▶ _Brief_:
What follows is a listing; give it again exactly, in its entirety.

▶ _Given data_:
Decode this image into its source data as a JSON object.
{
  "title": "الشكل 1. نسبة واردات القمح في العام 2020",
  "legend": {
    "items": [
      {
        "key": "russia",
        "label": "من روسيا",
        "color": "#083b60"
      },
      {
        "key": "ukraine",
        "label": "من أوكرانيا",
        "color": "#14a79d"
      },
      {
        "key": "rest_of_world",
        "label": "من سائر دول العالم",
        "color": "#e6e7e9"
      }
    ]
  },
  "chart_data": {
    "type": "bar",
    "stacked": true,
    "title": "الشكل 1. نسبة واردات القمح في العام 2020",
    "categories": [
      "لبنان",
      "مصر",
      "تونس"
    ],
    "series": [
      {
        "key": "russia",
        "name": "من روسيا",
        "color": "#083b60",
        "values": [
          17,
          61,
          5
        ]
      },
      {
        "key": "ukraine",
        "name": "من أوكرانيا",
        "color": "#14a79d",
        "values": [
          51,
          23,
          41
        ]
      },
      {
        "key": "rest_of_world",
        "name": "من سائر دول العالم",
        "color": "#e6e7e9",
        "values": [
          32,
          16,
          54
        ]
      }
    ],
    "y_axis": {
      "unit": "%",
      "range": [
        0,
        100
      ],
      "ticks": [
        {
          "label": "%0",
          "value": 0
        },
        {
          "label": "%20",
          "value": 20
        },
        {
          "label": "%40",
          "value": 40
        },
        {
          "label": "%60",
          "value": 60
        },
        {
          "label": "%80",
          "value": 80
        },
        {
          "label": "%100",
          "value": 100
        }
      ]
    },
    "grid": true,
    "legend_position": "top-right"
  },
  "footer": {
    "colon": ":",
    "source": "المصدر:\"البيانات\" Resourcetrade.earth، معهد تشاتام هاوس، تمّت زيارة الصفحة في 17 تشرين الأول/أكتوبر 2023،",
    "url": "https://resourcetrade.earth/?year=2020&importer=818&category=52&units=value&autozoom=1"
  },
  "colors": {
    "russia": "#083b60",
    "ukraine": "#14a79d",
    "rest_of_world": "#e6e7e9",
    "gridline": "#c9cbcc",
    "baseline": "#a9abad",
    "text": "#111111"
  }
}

▶ _The result_:
Decode this image into its source data as a JSON object.
{
  "title": "الشكل 1. نسبة واردات القمح في العام 2020",
  "legend": {
    "items": [
      {
        "key": "russia",
        "label": "من روسيا",
        "color": "#083b60"
      },
      {
        "key": "ukraine",
        "label": "من أوكرانيا",
        "color": "#14a79d"
      },
      {
        "key": "rest_of_world",
        "label": "من سائر دول العالم",
        "color": "#e6e7e9"
      }
    ]
  },
  "chart_data": {
    "type": "bar",
    "stacked": true,
    "title": "الشكل 1. نسبة واردات القمح في العام 2020",
    "categories": [
      "لبنان",
      "مصر",
      "تونس"
    ],
    "series": [
      {
        "key": "russia",
        "name": "من روسيا",
        "color": "#083b60",
        "values": [
          17,
          61,
          5
        ]
      },
      {
        "key": "ukraine",
        "name": "من أوكرانيا",
        "color": "#14a79d",
        "values": [
          51,
          23,
          41
        ]
      },
      {
        "key": "rest_of_world",
        "name": "من سائر دول العالم",
        "color": "#e6e7e9",
        "values": [
          32,
          16,
          54
        ]
      }
    ],
    "y_axis": {
      "unit": "%",
      "range": [
        0,
        100
      ],
      "ticks": [
        {
          "label": "%0",
          "value": 0
        },
        {
          "label": "%20",
          "value": 20
        },
        {
          "label": "%40",
          "value": 40
        },
        {
          "label": "%60",
          "value": 60
        },
        {
          "label": "%80",
          "value": 80
        },
        {
          "label": "%100",
          "value": 100
        }
      ]
    },
    "grid": true,
    "legend_position": "top-right"
  },
  "footer": {
    "colon": ":",
    "source": "المصدر:\"البيانات\" Resourcetrade.earth، معهد تشاتام هاوس، تمّت زيارة الصفحة في 17 تشرين الأول/أكتوبر 2023،",
    "url": "https://resourcetrade.earth/?year=2020&importer=818&category=52&units=value&autozoom=1"
  },
  "colors": {
    "russia": "#083b60",
    "ukraine": "#14a79d",
    "rest_of_world": "#e6e7e9",
    "gridline": "#c9cbcc",
    "baseline": "#a9abad",
    "text": "#111111"
  }
}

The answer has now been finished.